> **Short problem**
Copy all of the records below verbatim.

-- begin Material to process --

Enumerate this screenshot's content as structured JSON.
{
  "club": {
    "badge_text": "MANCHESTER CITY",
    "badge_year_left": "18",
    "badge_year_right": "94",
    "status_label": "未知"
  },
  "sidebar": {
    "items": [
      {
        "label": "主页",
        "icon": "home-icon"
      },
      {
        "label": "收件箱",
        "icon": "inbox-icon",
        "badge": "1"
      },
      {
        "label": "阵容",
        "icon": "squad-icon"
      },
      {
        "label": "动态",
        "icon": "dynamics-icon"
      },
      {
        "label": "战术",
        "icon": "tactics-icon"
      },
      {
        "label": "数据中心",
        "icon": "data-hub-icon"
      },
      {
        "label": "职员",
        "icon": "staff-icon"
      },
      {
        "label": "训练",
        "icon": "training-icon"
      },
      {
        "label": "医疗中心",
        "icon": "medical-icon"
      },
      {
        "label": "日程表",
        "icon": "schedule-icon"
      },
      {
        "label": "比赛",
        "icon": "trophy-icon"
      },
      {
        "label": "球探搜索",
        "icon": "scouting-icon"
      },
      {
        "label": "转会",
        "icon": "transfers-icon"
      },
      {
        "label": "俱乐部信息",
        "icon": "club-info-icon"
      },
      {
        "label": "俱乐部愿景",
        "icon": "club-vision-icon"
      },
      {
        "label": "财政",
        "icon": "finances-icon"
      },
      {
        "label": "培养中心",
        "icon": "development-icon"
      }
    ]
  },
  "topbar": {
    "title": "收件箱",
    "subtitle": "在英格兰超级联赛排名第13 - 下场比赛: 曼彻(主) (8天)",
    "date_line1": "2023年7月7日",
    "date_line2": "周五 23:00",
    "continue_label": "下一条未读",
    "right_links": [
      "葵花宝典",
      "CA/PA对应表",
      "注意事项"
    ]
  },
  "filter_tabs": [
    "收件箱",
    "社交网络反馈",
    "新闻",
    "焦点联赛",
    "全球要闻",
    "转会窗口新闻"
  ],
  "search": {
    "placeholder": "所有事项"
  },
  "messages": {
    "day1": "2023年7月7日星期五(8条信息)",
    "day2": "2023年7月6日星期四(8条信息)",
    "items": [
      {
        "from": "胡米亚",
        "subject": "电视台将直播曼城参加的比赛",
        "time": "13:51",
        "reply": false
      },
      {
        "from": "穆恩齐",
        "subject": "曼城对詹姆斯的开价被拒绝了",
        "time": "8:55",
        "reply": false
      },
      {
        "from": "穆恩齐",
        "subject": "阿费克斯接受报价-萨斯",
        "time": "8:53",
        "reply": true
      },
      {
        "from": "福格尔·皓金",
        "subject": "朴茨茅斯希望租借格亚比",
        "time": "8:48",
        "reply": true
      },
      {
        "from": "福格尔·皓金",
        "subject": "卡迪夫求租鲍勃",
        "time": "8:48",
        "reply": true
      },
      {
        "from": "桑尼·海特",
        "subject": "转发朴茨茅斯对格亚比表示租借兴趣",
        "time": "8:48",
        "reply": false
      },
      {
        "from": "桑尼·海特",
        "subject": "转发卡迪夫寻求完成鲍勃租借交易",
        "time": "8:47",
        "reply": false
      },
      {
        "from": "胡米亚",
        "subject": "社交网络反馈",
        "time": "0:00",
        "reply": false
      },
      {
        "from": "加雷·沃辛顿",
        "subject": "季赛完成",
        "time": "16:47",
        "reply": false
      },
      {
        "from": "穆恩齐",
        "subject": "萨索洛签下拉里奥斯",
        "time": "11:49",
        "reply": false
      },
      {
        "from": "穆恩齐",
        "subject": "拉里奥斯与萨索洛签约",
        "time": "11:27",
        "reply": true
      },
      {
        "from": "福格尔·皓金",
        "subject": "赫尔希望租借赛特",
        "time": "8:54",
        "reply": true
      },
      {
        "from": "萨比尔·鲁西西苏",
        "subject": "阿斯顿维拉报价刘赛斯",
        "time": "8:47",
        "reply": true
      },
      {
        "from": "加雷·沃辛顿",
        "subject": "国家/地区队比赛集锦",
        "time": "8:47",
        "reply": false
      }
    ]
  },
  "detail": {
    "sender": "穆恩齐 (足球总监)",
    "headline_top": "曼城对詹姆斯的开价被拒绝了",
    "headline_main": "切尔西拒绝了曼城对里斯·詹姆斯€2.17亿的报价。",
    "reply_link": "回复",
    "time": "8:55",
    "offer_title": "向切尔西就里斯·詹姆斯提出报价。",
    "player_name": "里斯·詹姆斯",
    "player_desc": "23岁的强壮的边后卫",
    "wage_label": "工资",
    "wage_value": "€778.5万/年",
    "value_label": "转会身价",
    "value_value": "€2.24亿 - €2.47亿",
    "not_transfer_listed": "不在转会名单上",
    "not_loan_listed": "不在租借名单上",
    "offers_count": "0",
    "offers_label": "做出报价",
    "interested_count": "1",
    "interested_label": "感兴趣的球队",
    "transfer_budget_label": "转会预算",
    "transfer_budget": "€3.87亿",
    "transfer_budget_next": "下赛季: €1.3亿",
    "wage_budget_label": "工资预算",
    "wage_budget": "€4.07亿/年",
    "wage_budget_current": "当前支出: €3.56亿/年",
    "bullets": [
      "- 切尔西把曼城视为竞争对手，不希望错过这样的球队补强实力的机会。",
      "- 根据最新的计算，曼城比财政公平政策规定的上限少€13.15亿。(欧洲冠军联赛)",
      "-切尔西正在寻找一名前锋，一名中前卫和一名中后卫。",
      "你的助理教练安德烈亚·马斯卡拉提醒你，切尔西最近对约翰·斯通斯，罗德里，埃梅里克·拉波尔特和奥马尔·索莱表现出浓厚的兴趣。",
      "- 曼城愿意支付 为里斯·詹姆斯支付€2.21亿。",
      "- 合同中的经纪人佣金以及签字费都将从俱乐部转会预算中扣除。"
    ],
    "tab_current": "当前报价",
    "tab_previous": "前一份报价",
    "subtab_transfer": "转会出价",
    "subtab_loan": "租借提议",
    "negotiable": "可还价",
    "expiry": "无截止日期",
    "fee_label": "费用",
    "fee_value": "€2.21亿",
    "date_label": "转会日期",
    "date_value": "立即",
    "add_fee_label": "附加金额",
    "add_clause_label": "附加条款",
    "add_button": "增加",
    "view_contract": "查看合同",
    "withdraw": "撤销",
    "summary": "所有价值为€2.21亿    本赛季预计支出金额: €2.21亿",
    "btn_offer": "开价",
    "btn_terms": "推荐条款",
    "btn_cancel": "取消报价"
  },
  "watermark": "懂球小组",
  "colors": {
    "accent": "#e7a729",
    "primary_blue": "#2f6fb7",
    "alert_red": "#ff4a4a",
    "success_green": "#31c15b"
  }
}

-- end Material to process --

> **Completed task**
Enumerate this screenshot's content as structured JSON.
{
  "club": {
    "badge_text": "MANCHESTER CITY",
    "badge_year_left": "18",
    "badge_year_right": "94",
    "status_label": "未知"
  },
  "sidebar": {
    "items": [
      {
        "label": "主页",
        "icon": "home-icon"
      },
      {
        "label": "收件箱",
        "icon": "inbox-icon",
        "badge": "1"
      },
      {
        "label": "阵容",
        "icon": "squad-icon"
      },
      {
        "label": "动态",
        "icon": "dynamics-icon"
      },
      {
        "label": "战术",
        "icon": "tactics-icon"
      },
      {
        "label": "数据中心",
        "icon": "data-hub-icon"
      },
      {
        "label": "职员",
        "icon": "staff-icon"
      },
      {
        "label": "训练",
        "icon": "training-icon"
      },
      {
        "label": "医疗中心",
        "icon": "medical-icon"
      },
      {
        "label": "日程表",
        "icon": "schedule-icon"
      },
      {
        "label": "比赛",
        "icon": "trophy-icon"
      },
      {
        "label": "球探搜索",
        "icon": "scouting-icon"
      },
      {
        "label": "转会",
        "icon": "transfers-icon"
      },
      {
        "label": "俱乐部信息",
        "icon": "club-info-icon"
      },
      {
        "label": "俱乐部愿景",
        "icon": "club-vision-icon"
      },
      {
        "label": "财政",
        "icon": "finances-icon"
      },
      {
        "label": "培养中心",
        "icon": "development-icon"
      }
    ]
  },
  "topbar": {
    "title": "收件箱",
    "subtitle": "在英格兰超级联赛排名第13 - 下场比赛: 曼彻(主) (8天)",
    "date_line1": "2023年7月7日",
    "date_line2": "周五 23:00",
    "continue_label": "下一条未读",
    "right_links": [
      "葵花宝典",
      "CA/PA对应表",
      "注意事项"
    ]
  },
  "filter_tabs": [
    "收件箱",
    "社交网络反馈",
    "新闻",
    "焦点联赛",
    "全球要闻",
    "转会窗口新闻"
  ],
  "search": {
    "placeholder": "所有事项"
  },
  "messages": {
    "day1": "2023年7月7日星期五(8条信息)",
    "day2": "2023年7月6日星期四(8条信息)",
    "items": [
      {
        "from": "胡米亚",
        "subject": "电视台将直播曼城参加的比赛",
        "time": "13:51",
        "reply": false
      },
      {
        "from": "穆恩齐",
        "subject": "曼城对詹姆斯的开价被拒绝了",
        "time": "8:55",
        "reply": false
      },
      {
        "from": "穆恩齐",
        "subject": "阿费克斯接受报价-萨斯",
        "time": "8:53",
        "reply": true
      },
      {
        "from": "福格尔·皓金",
        "subject": "朴茨茅斯希望租借格亚比",
        "time": "8:48",
        "reply": true
      },
      {
        "from": "福格尔·皓金",
        "subject": "卡迪夫求租鲍勃",
        "time": "8:48",
        "reply": true
      },
      {
        "from": "桑尼·海特",
        "subject": "转发朴茨茅斯对格亚比表示租借兴趣",
        "time": "8:48",
        "reply": false
      },
      {
        "from": "桑尼·海特",
        "subject": "转发卡迪夫寻求完成鲍勃租借交易",
        "time": "8:47",
        "reply": false
      },
      {
        "from": "胡米亚",
        "subject": "社交网络反馈",
        "time": "0:00",
        "reply": false
      },
      {
        "from": "加雷·沃辛顿",
        "subject": "季赛完成",
        "time": "16:47",
        "reply": false
      },
      {
        "from": "穆恩齐",
        "subject": "萨索洛签下拉里奥斯",
        "time": "11:49",
        "reply": false
      },
      {
        "from": "穆恩齐",
        "subject": "拉里奥斯与萨索洛签约",
        "time": "11:27",
        "reply": true
      },
      {
        "from": "福格尔·皓金",
        "subject": "赫尔希望租借赛特",
        "time": "8:54",
        "reply": true
      },
      {
        "from": "萨比尔·鲁西西苏",
        "subject": "阿斯顿维拉报价刘赛斯",
        "time": "8:47",
        "reply": true
      },
      {
        "from": "加雷·沃辛顿",
        "subject": "国家/地区队比赛集锦",
        "time": "8:47",
        "reply": false
      }
    ]
  },
  "detail": {
    "sender": "穆恩齐 (足球总监)",
    "headline_top": "曼城对詹姆斯的开价被拒绝了",
    "headline_main": "切尔西拒绝了曼城对里斯·詹姆斯€2.17亿的报价。",
    "reply_link": "回复",
    "time": "8:55",
    "offer_title": "向切尔西就里斯·詹姆斯提出报价。",
    "player_name": "里斯·詹姆斯",
    "player_desc": "23岁的强壮的边后卫",
    "wage_label": "工资",
    "wage_value": "€778.5万/年",
    "value_label": "转会身价",
    "value_value": "€2.24亿 - €2.47亿",
    "not_transfer_listed": "不在转会名单上",
    "not_loan_listed": "不在租借名单上",
    "offers_count": "0",
    "offers_label": "做出报价",
    "interested_count": "1",
    "interested_label": "感兴趣的球队",
    "transfer_budget_label": "转会预算",
    "transfer_budget": "€3.87亿",
    "transfer_budget_next": "下赛季: €1.3亿",
    "wage_budget_label": "工资预算",
    "wage_budget": "€4.07亿/年",
    "wage_budget_current": "当前支出: €3.56亿/年",
    "bullets": [
      "- 切尔西把曼城视为竞争对手，不希望错过这样的球队补强实力的机会。",
      "- 根据最新的计算，曼城比财政公平政策规定的上限少€13.15亿。(欧洲冠军联赛)",
      "-切尔西正在寻找一名前锋，一名中前卫和一名中后卫。",
      "你的助理教练安德烈亚·马斯卡拉提醒你，切尔西最近对约翰·斯通斯，罗德里，埃梅里克·拉波尔特和奥马尔·索莱表现出浓厚的兴趣。",
      "- 曼城愿意支付 为里斯·詹姆斯支付€2.21亿。",
      "- 合同中的经纪人佣金以及签字费都将从俱乐部转会预算中扣除。"
    ],
    "tab_current": "当前报价",
    "tab_previous": "前一份报价",
    "subtab_transfer": "转会出价",
    "subtab_loan": "租借提议",
    "negotiable": "可还价",
    "expiry": "无截止日期",
    "fee_label": "费用",
    "fee_value": "€2.21亿",
    "date_label": "转会日期",
    "date_value": "立即",
    "add_fee_label": "附加金额",
    "add_clause_label": "附加条款",
    "add_button": "增加",
    "view_contract": "查看合同",
    "withdraw": "撤销",
    "summary": "所有价值为€2.21亿    本赛季预计支出金额: €2.21亿",
    "btn_offer": "开价",
    "btn_terms": "推荐条款",
    "btn_cancel": "取消报价"
  },
  "watermark": "懂球小组",
  "colors": {
    "accent": "#e7a729",
    "primary_blue": "#2f6fb7",
    "alert_red": "#ff4a4a",
    "success_green": "#31c15b"
  }
}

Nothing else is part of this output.